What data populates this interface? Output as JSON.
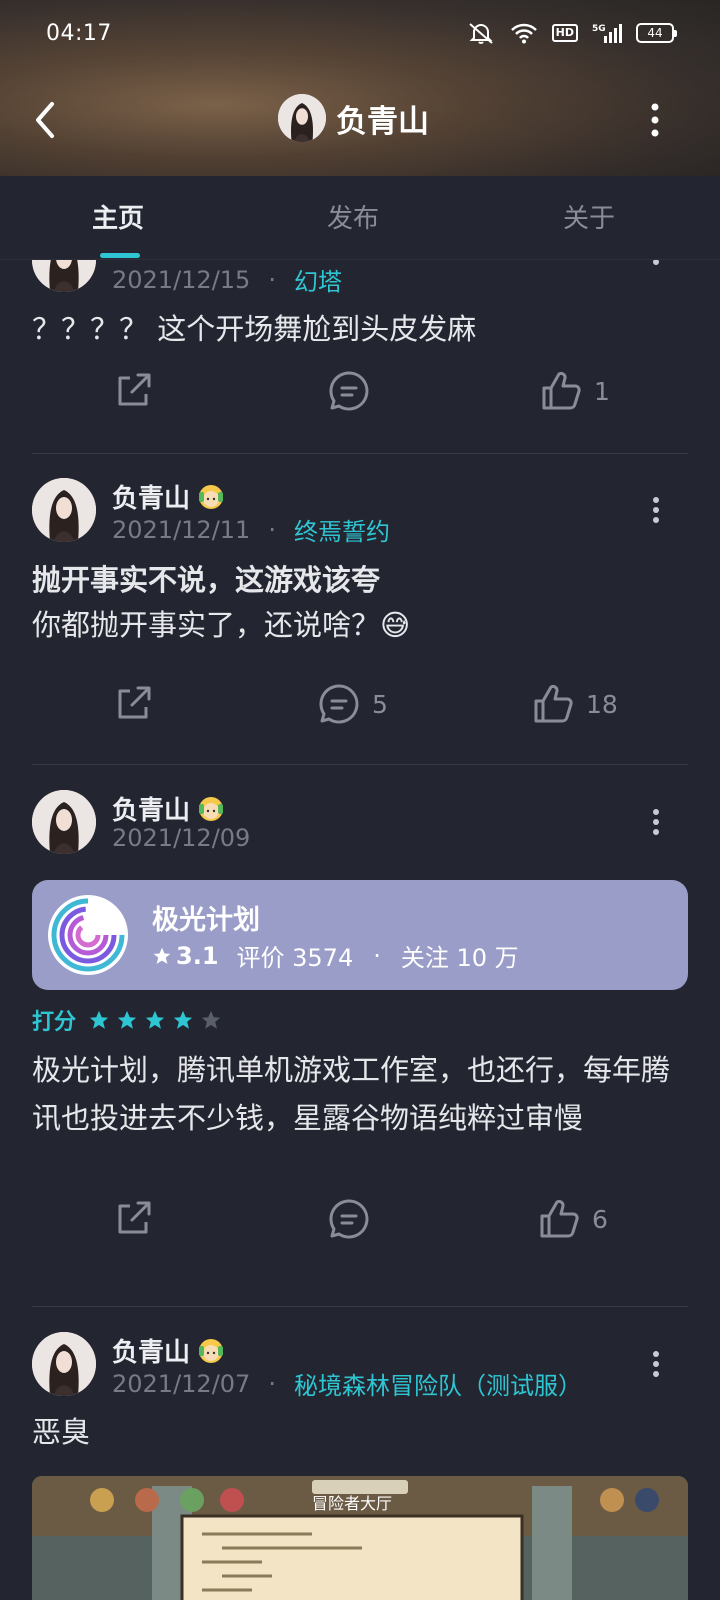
{
  "status_bar": {
    "time": "04:17",
    "battery": "44",
    "network": "5G",
    "hd": "HD"
  },
  "profile": {
    "name": "负青山"
  },
  "tabs": [
    "主页",
    "发布",
    "关于"
  ],
  "posts": [
    {
      "date": "2021/12/15",
      "game": "幻塔",
      "text": "？？？？ 这个开场舞尬到头皮发麻",
      "comments": "",
      "likes": "1"
    },
    {
      "author": "负青山",
      "date": "2021/12/11",
      "game": "终焉誓约",
      "title": "抛开事实不说，这游戏该夸",
      "text": "你都抛开事实了，还说啥？😅",
      "comments": "5",
      "likes": "18"
    },
    {
      "author": "负青山",
      "date": "2021/12/09",
      "app": {
        "name": "极光计划",
        "score": "3.1",
        "reviews": "评价 3574",
        "follows": "关注 10 万"
      },
      "rating_label": "打分",
      "rating_value": 4,
      "rating_max": 5,
      "text": "极光计划，腾讯单机游戏工作室，也还行，每年腾讯也投进去不少钱，星露谷物语纯粹过审慢",
      "comments": "",
      "likes": "6"
    },
    {
      "author": "负青山",
      "date": "2021/12/07",
      "game": "秘境森林冒险队（测试服）",
      "text": "恶臭",
      "image_caption": "冒险者大厅"
    }
  ],
  "colors": {
    "accent": "#2fc6d3",
    "background": "#232631",
    "card": "#9b9dc9"
  }
}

*GOAL OF THE EXERCISE*: Can you restate all the records above word for word while dropping the pictures?

*TASK SOLUTION*:
What data populates this interface? Output as JSON.
{
  "status_bar": {
    "time": "04:17",
    "battery": "44",
    "network": "5G",
    "hd": "HD"
  },
  "profile": {
    "name": "负青山"
  },
  "tabs": [
    "主页",
    "发布",
    "关于"
  ],
  "posts": [
    {
      "date": "2021/12/15",
      "game": "幻塔",
      "text": "？？？？ 这个开场舞尬到头皮发麻",
      "comments": "",
      "likes": "1"
    },
    {
      "author": "负青山",
      "date": "2021/12/11",
      "game": "终焉誓约",
      "title": "抛开事实不说，这游戏该夸",
      "text": "你都抛开事实了，还说啥？😅",
      "comments": "5",
      "likes": "18"
    },
    {
      "author": "负青山",
      "date": "2021/12/09",
      "app": {
        "name": "极光计划",
        "score": "3.1",
        "reviews": "评价 3574",
        "follows": "关注 10 万"
      },
      "rating_label": "打分",
      "rating_value": 4,
      "rating_max": 5,
      "text": "极光计划，腾讯单机游戏工作室，也还行，每年腾讯也投进去不少钱，星露谷物语纯粹过审慢",
      "comments": "",
      "likes": "6"
    },
    {
      "author": "负青山",
      "date": "2021/12/07",
      "game": "秘境森林冒险队（测试服）",
      "text": "恶臭",
      "image_caption": "冒险者大厅"
    }
  ],
  "colors": {
    "accent": "#2fc6d3",
    "background": "#232631",
    "card": "#9b9dc9"
  }
}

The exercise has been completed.